● **SOURCE MATERIAL**
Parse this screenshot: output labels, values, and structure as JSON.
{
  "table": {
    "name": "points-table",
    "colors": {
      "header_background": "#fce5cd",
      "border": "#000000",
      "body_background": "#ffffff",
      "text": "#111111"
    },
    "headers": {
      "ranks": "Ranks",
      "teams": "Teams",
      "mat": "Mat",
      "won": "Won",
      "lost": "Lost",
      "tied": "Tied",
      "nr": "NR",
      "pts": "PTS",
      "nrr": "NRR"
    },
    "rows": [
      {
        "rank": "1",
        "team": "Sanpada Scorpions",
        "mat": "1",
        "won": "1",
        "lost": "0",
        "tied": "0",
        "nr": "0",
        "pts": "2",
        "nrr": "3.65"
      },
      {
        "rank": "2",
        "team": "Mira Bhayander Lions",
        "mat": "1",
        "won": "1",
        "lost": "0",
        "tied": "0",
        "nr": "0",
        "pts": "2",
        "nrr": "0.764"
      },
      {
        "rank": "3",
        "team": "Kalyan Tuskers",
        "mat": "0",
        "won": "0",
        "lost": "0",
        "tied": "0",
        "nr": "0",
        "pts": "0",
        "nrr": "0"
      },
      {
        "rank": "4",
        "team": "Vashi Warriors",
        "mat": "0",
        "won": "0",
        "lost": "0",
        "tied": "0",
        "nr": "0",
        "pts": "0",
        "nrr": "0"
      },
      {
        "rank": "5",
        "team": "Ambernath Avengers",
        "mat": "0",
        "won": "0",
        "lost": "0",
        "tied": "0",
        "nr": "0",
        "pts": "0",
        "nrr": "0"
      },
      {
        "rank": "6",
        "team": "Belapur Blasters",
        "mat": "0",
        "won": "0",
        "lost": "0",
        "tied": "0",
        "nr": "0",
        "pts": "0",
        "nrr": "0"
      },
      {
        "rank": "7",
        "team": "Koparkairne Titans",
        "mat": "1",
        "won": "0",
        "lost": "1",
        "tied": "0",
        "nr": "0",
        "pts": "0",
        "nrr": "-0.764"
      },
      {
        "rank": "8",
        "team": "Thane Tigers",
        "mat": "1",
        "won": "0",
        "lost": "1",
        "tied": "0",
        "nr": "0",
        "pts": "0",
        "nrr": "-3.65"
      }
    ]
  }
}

● **SET PROBLEM**
Every line above needs to be retyped exactly.

● **REPLY TO THE EXERCISE**
Parse this screenshot: output labels, values, and structure as JSON.
{
  "table": {
    "name": "points-table",
    "colors": {
      "header_background": "#fce5cd",
      "border": "#000000",
      "body_background": "#ffffff",
      "text": "#111111"
    },
    "headers": {
      "ranks": "Ranks",
      "teams": "Teams",
      "mat": "Mat",
      "won": "Won",
      "lost": "Lost",
      "tied": "Tied",
      "nr": "NR",
      "pts": "PTS",
      "nrr": "NRR"
    },
    "rows": [
      {
        "rank": "1",
        "team": "Sanpada Scorpions",
        "mat": "1",
        "won": "1",
        "lost": "0",
        "tied": "0",
        "nr": "0",
        "pts": "2",
        "nrr": "3.65"
      },
      {
        "rank": "2",
        "team": "Mira Bhayander Lions",
        "mat": "1",
        "won": "1",
        "lost": "0",
        "tied": "0",
        "nr": "0",
        "pts": "2",
        "nrr": "0.764"
      },
      {
        "rank": "3",
        "team": "Kalyan Tuskers",
        "mat": "0",
        "won": "0",
        "lost": "0",
        "tied": "0",
        "nr": "0",
        "pts": "0",
        "nrr": "0"
      },
      {
        "rank": "4",
        "team": "Vashi Warriors",
        "mat": "0",
        "won": "0",
        "lost": "0",
        "tied": "0",
        "nr": "0",
        "pts": "0",
        "nrr": "0"
      },
      {
        "rank": "5",
        "team": "Ambernath Avengers",
        "mat": "0",
        "won": "0",
        "lost": "0",
        "tied": "0",
        "nr": "0",
        "pts": "0",
        "nrr": "0"
      },
      {
        "rank": "6",
        "team": "Belapur Blasters",
        "mat": "0",
        "won": "0",
        "lost": "0",
        "tied": "0",
        "nr": "0",
        "pts": "0",
        "nrr": "0"
      },
      {
        "rank": "7",
        "team": "Koparkairne Titans",
        "mat": "1",
        "won": "0",
        "lost": "1",
        "tied": "0",
        "nr": "0",
        "pts": "0",
        "nrr": "-0.764"
      },
      {
        "rank": "8",
        "team": "Thane Tigers",
        "mat": "1",
        "won": "0",
        "lost": "1",
        "tied": "0",
        "nr": "0",
        "pts": "0",
        "nrr": "-3.65"
      }
    ]
  }
}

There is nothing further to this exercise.